--- Prompt 1 ---
Reproduce the passage on Harvard admissions between "But there’s a" and "your other qualifications.", inclusive.
--- Prompt 2 ---
What does the passage on Harvard admissions say, in two sentences?
--- Prompt 3 ---
Write what comes next in the passage on Harvard admissions, picking up after its final sentence.

But there’s a much more important principle to be defended here.

“Believe me, that rejection letter is the best thing that ever happened to you.”

Harvard is a private institution. They can make their mission anything they want it to be. In fact, they change it all the time. In 1636 their mission was to educate Puritan ministers. I’m just guessing here, but I would imagine that if you applied to Harvard in the 17th century and answered “Roman Catholic” to the religion question, even if all you wanted to study was law, they would kick your heinie down to Rhode Island and not think twice about your other qualifications.

Don’t get me wrong. Harvard pisses me off almost as much as Yale does. Half the Soviet-style Thought Police ideas of the past forty years have had their origins in the Ivy League. When I was an undergrad, we got tired of hearing our school called “the Harvard of the South”—as though a school populated by arrogant little cardigan-wearing pricks who would feel at home in an F. Scott Fitzgerald novel somehow represented the gold standard of education—and started referring to them in the campus newspaper as “the Vanderbilt of the North.” They obviously have admissions standards that include frequenting a lot of places with “Members Only” signs, giving money to Harvard, being descended from somebody else who went to Harvard, and, over the past few decades, being a plucky minority who had to overcome great obstacles in life to win that Crimson sweatshirt. By giving full-ticket scholarships to these spunky minority members, they don’t even realize how condescending they’re being. Nevertheless, they have the right to set up any admissions criteria they want. The Supreme Court has repeatedly ruled that a private organization can control its own mission and can’t be forced to include people who don’t fit in.

And so why, if you don’t fit in at Harvard, would you go to these great lengths to get the snooty High Brahmins to change their minds?

--- Dataset excerpt ---
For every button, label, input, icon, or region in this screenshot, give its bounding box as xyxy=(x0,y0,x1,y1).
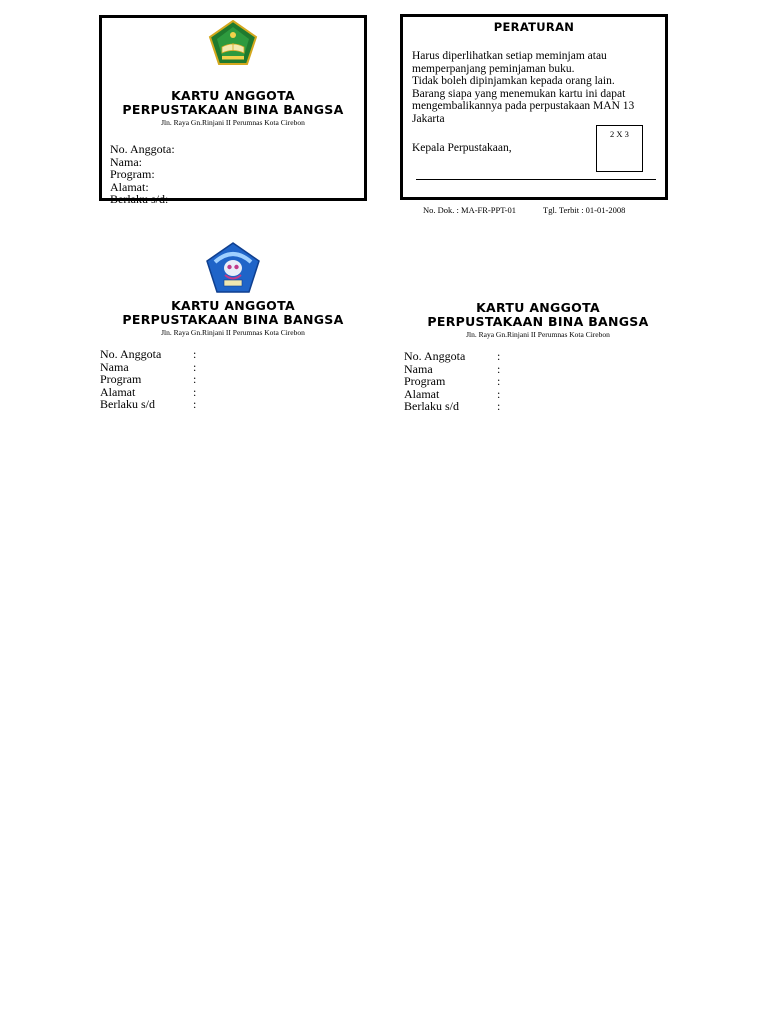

--- Result 1 ---
But there’s a much more important principle to be defended here.

“Believe me, that rejection letter is the best thing that ever happened to you.”

Harvard is a private institution. They can make their mission anything they want it to be. In fact, they change it all the time. In 1636 their mission was to educate Puritan ministers. I’m just guessing here, but I would imagine that if you applied to Harvard in the 17th century and answered “Roman Catholic” to the religion question, even if all you wanted to study was law, they would kick your heinie down to Rhode Island and not think twice about your other qualifications.

--- Result 2 ---
Harvard is a private institution that can make its mission anything it wants, and the Supreme Court has repeatedly ruled that a private organization can control its own mission and can't be forced to include people who don't fit in. Although the author is angered by Harvard and mocks its admissions standards, the author asks why someone who doesn't fit in there would go to great lengths to change its mind.

--- Result 3 ---
One of the best discussions of the whole “Harvard hates Asians” myth can be found in the Comments section of a Harvard Crimson article, in which an Asian-American goes through the four “personal qualities” Harvard is looking for when the prospective student is interviewed, in an attempt to show why the valued qualities themselves constitute discrimination. The personal interview is the area where, the plaintiffs maintain, Harvard cooks the books in order to exclude Asians.

The categories are as follows:

(1) Student may display enormous courage in the face of seemingly insurmountable obstacles in life.

To this the Asian-American replies that he has a “cultural requirement of stoicism.” Sharing his challenges would be “unseemly” and would cause “a peculiar kind of shame.”

(2) Student may demonstrate a singular ability to lead or inspire those around them.

To this the Asian-American replies that ethnic Asian teens “often find themselves sidelined because they are viewed by their fellow students as the perfect assistant, the perfect executor, the perfect organizer.” The American concept of leadership has no recognition for able deputies.

(3) Student may exhibit extraordinary concern or compassion for others.

To this the Asian-American replies that most Asians “don’t actively volunteer to help strangers because our family-centered philosophy contends that, for the most part, strangers will be helped by their own families,” and that, furthermore, “asking another family for help is dishonorable.”

(4) Student receives unqualified and unwavering support from their recommenders.

This one, says the Asian-American dissenter, is easy. Asian-Americans can score high on this one.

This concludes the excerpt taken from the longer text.